╭─ Material supplied

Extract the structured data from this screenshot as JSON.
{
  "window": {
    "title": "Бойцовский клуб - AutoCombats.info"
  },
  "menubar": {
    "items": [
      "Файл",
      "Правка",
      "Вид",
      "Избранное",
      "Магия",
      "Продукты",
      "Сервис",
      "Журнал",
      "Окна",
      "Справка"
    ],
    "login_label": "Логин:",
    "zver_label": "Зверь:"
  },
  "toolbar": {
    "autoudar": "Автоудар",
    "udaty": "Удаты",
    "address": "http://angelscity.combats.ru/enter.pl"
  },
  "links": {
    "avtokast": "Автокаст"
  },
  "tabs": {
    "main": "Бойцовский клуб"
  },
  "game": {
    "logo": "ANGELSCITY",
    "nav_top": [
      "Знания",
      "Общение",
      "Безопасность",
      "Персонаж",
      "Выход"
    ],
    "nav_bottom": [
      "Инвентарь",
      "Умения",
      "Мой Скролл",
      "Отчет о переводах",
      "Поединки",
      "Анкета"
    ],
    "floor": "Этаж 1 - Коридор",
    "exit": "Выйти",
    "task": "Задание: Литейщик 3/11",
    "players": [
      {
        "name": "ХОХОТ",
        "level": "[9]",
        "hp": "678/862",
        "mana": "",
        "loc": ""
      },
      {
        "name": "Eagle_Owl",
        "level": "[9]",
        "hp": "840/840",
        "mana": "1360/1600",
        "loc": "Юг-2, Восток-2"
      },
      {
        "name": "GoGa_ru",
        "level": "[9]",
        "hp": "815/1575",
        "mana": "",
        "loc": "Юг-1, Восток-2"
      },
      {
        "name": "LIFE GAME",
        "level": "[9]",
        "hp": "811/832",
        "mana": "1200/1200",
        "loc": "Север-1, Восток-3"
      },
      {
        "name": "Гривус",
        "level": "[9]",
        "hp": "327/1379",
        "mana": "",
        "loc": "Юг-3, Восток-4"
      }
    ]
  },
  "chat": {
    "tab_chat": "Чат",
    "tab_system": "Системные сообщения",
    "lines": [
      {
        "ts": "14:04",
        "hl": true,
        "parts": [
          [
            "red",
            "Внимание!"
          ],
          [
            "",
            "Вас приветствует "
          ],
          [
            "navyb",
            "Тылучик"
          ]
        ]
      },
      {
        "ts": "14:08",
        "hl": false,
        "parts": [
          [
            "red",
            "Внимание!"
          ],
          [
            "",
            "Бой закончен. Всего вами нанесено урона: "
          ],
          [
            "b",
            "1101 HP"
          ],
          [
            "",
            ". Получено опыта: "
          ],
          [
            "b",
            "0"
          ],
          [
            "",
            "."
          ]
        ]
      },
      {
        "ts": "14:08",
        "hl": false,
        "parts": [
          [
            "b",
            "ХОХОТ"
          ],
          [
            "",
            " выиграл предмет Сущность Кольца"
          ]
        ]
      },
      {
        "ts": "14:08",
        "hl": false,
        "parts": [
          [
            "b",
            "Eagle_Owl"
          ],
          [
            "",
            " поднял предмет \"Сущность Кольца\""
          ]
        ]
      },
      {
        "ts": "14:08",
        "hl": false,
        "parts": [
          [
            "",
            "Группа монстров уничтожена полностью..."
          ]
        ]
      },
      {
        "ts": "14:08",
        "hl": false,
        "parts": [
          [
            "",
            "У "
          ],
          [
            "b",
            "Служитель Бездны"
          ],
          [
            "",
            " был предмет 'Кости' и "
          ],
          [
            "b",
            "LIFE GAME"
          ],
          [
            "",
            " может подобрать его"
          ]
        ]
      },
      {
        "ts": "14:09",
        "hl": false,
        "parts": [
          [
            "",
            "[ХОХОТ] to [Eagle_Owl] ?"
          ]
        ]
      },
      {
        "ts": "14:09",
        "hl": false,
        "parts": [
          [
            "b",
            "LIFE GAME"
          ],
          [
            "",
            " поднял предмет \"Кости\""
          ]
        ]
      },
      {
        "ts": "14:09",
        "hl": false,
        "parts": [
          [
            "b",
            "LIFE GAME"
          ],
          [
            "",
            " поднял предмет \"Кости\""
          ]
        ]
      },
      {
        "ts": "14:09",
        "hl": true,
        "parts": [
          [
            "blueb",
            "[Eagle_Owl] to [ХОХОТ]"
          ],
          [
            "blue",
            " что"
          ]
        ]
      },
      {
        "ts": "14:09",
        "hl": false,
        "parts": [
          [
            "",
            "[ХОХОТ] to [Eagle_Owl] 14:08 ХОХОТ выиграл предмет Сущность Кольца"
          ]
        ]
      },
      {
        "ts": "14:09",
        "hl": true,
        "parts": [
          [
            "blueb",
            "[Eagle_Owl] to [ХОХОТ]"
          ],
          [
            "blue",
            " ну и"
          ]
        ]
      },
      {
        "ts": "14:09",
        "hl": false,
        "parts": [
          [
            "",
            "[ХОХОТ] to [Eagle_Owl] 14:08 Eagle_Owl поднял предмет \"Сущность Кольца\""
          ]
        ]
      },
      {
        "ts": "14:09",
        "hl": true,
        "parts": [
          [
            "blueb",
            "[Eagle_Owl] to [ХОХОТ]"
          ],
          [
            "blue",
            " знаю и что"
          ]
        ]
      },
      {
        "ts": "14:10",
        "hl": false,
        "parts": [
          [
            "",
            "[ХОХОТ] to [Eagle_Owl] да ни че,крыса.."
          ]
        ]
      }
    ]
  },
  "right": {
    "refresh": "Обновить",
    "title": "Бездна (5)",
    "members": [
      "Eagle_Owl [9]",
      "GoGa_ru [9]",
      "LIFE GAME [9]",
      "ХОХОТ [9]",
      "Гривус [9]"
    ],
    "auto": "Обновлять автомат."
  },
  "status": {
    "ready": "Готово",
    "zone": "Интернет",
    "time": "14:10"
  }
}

╰─

-- Given instruction --
Return each line of the data that contains the string "клуб".

-- Solution to this problem --
    "title": "Бойцовский клуб - AutoCombats.info"
    "main": "Бойцовский клуб"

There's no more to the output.